Set exercise: Please reproduce, character for character, everything in the listing below from the line containing "bar-segment [511,301,577,391]" down to the line containing "series [143,49,945,551]", including both of those lines.
>> Begin
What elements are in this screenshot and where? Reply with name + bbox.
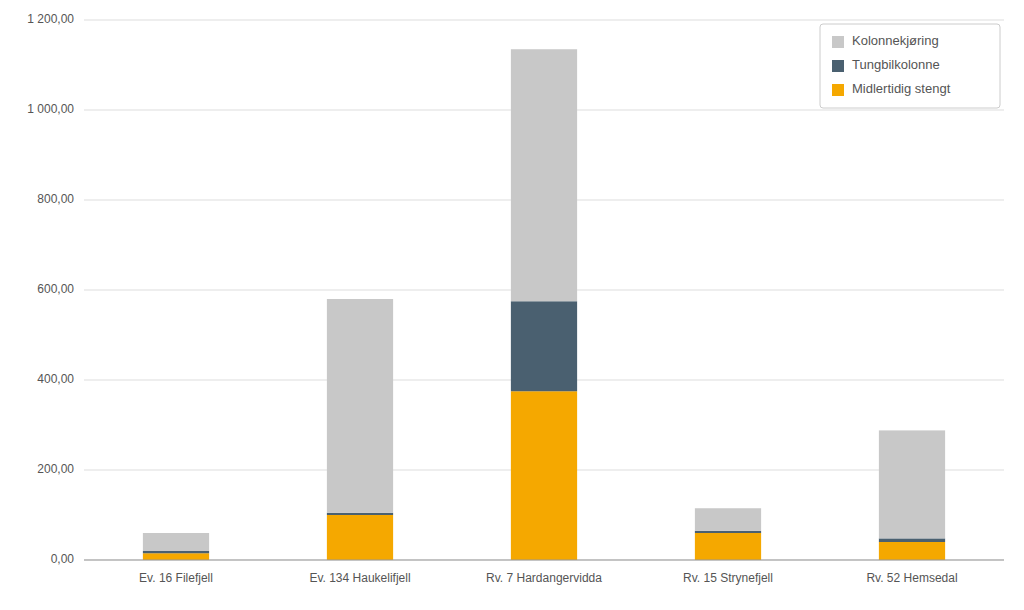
bar-segment [511,301,577,391]
legend-box [820,24,1000,108]
y-tick-label: 600,00 [37,282,74,296]
x-tick-label: Ev. 16 Filefjell [139,571,213,585]
bar-segment [327,513,393,515]
x-tick-label: Rv. 52 Hemsedal [866,571,957,585]
series [143,391,945,560]
bar-segment [327,515,393,560]
grid-line [84,20,1004,21]
grid-line [84,560,1004,561]
y-axis: 0,00 200,00 400,00 600,00 800,00 1 000,00 1 20… [27,12,74,566]
y-tick-label: 0,00 [51,552,75,566]
bar-segment [879,542,945,560]
bar-segment [695,508,761,531]
x-axis-line [84,560,1004,561]
bar-segment [511,391,577,560]
legend-label: Midlertidig stengt [852,81,951,96]
grid [84,20,1004,560]
y-tick-label: 1 200,00 [27,12,74,26]
chart-svg: 0,00 200,00 400,00 600,00 800,00 1 000,00 1 20… [0,0,1024,610]
bars [143,49,945,560]
bar-segment [879,430,945,538]
x-tick-label: Rv. 15 Strynefjell [683,571,773,585]
legend-swatch [832,36,844,48]
y-tick-label: 400,00 [37,372,74,386]
legend-label: Tungbilkolonne [852,57,940,72]
chart-container: 0,00 200,00 400,00 600,00 800,00 1 000,00 1 20… [0,0,1024,610]
bar-segment [695,531,761,533]
legend-swatch [832,84,844,96]
bar-segment [143,553,209,560]
bar-segment [327,299,393,513]
legend-label: Kolonnekjøring [852,33,939,48]
bar-segment [511,49,577,301]
y-tick-label: 800,00 [37,192,74,206]
x-tick-label: Rv. 7 Hardangervidda [486,571,602,585]
y-tick-label: 1 000,00 [27,102,74,116]
bar-segment [143,533,209,551]
legend: Kolonnekjøring Tungbilkolonne Midlertidig … [820,24,1000,108]
legend-swatch [832,60,844,72]
bar-segment [879,538,945,542]
y-tick-label: 200,00 [37,462,74,476]
background [0,0,1024,610]
series [143,301,945,553]
series [143,49,945,551]
x-axis: Ev. 16 Filefjell Ev. 134 Haukelifjell Rv. … [139,571,957,585]
x-tick-label: Ev. 134 Haukelifjell [309,571,410,585]
bar-segment [143,551,209,553]
bar-segment [695,533,761,560]
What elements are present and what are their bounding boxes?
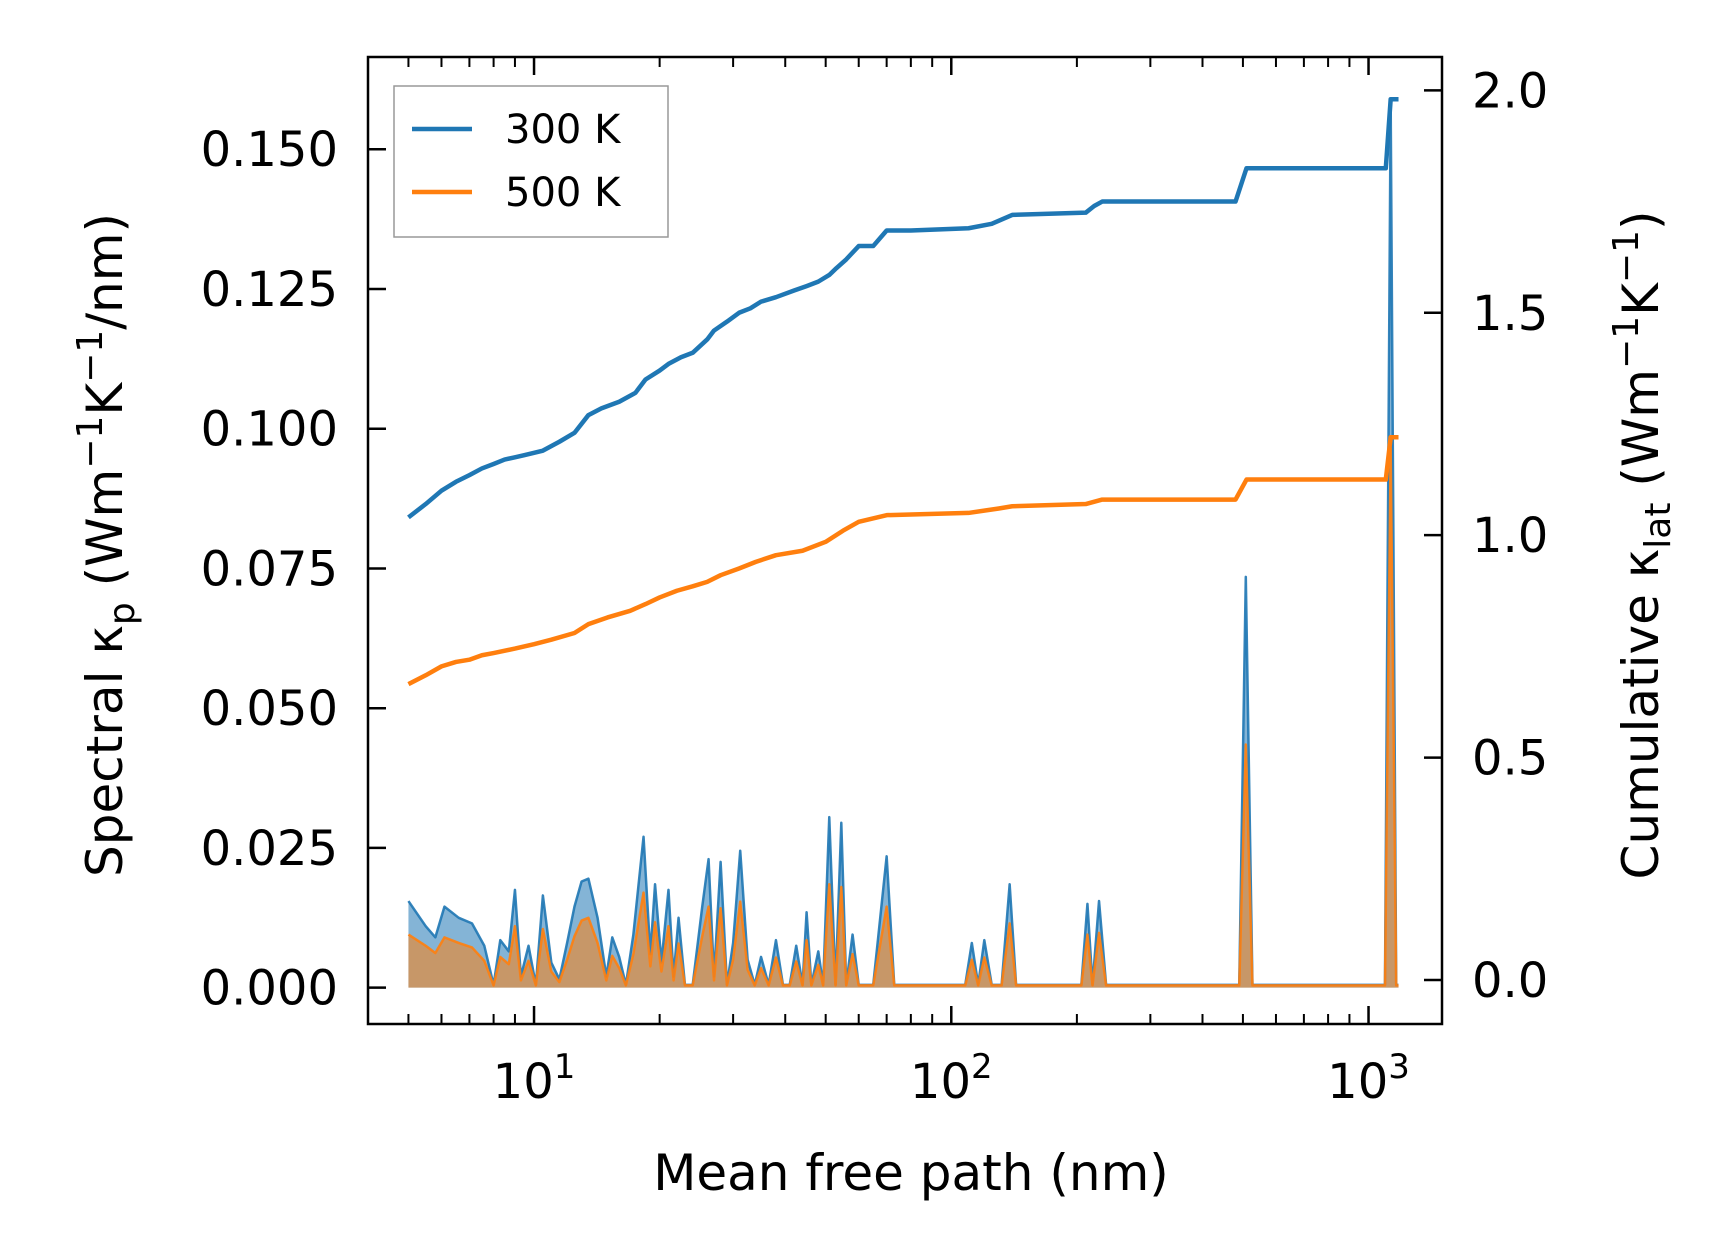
left-y-tick-label: 0.050 — [201, 681, 338, 737]
left-y-tick-label: 0.000 — [201, 961, 338, 1017]
right-y-tick-label: 1.5 — [1472, 286, 1548, 342]
plot-area — [407, 97, 1399, 988]
right-y-axis-label: Cumulative κlat (Wm−1K−1) — [1606, 211, 1679, 880]
left-y-axis-label: Spectral κp (Wm−1K−1/nm) — [70, 213, 143, 877]
axes: 0.000 0.025 0.050 0.075 0.100 0.125 0.150 0.0 0.… — [201, 55, 1548, 1110]
right-y-tick-label: 0.0 — [1472, 953, 1548, 1009]
left-y-tick-label: 0.075 — [201, 541, 338, 597]
legend-label-300k: 300 K — [505, 107, 622, 153]
left-y-tick-label: 0.125 — [201, 262, 338, 318]
x-axis-label: Mean free path (nm) — [653, 1144, 1169, 1202]
x-tick-label: 103 — [1327, 1047, 1410, 1110]
right-y-tick-label: 0.5 — [1472, 731, 1548, 787]
cumulative-line-1 — [407, 435, 1399, 687]
legend-frame — [393, 85, 669, 238]
legend: 300 K 500 K — [393, 85, 669, 238]
left-y-tick-label: 0.025 — [201, 821, 338, 877]
left-y-tick-label: 0.100 — [201, 402, 338, 458]
legend-label-500k: 500 K — [505, 170, 622, 216]
x-tick-label: 102 — [910, 1047, 993, 1110]
axes-frame — [366, 55, 1444, 1026]
x-tick-label: 101 — [493, 1047, 576, 1110]
left-y-tick-label: 0.150 — [201, 122, 338, 178]
spectral-line-1 — [407, 447, 1399, 987]
right-y-tick-label: 1.0 — [1472, 508, 1548, 564]
cumulative-line-0 — [407, 97, 1399, 520]
right-y-tick-label: 2.0 — [1472, 63, 1548, 119]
>> End
Output:
bar-segment [511,301,577,391]
legend-box [820,24,1000,108]
y-tick-label: 600,00 [37,282,74,296]
x-tick-label: Ev. 16 Filefjell [139,571,213,585]
bar-segment [327,513,393,515]
x-tick-label: Rv. 52 Hemsedal [866,571,957,585]
series [143,391,945,560]
bar-segment [327,515,393,560]
grid-line [84,20,1004,21]
grid-line [84,560,1004,561]
y-axis: 0,00 200,00 400,00 600,00 800,00 1 000,00 1 20… [27,12,74,566]
y-tick-label: 0,00 [51,552,75,566]
bar-segment [879,542,945,560]
bar-segment [695,508,761,531]
x-axis-line [84,560,1004,561]
bar-segment [511,391,577,560]
legend-label: Midlertidig stengt [852,81,951,96]
grid [84,20,1004,560]
y-tick-label: 1 200,00 [27,12,74,26]
chart-svg: 0,00 200,00 400,00 600,00 800,00 1 000,00 1 20… [0,0,1024,610]
bars [143,49,945,560]
bar-segment [879,430,945,538]
x-tick-label: Rv. 15 Strynefjell [683,571,773,585]
legend-swatch [832,36,844,48]
y-tick-label: 400,00 [37,372,74,386]
legend-label: Tungbilkolonne [852,57,940,72]
chart-container: 0,00 200,00 400,00 600,00 800,00 1 000,00 1 20… [0,0,1024,610]
bar-segment [695,531,761,533]
legend-swatch [832,84,844,96]
bar-segment [143,553,209,560]
bar-segment [327,299,393,513]
legend-label: Kolonnekjøring [852,33,939,48]
bar-segment [511,49,577,301]
y-tick-label: 800,00 [37,192,74,206]
x-tick-label: Rv. 7 Hardangervidda [486,571,602,585]
y-tick-label: 1 000,00 [27,102,74,116]
bar-segment [143,533,209,551]
legend: Kolonnekjøring Tungbilkolonne Midlertidig … [820,24,1000,108]
legend-swatch [832,60,844,72]
bar-segment [879,538,945,542]
y-tick-label: 200,00 [37,462,74,476]
background [0,0,1024,610]
series [143,301,945,553]
series [143,49,945,551]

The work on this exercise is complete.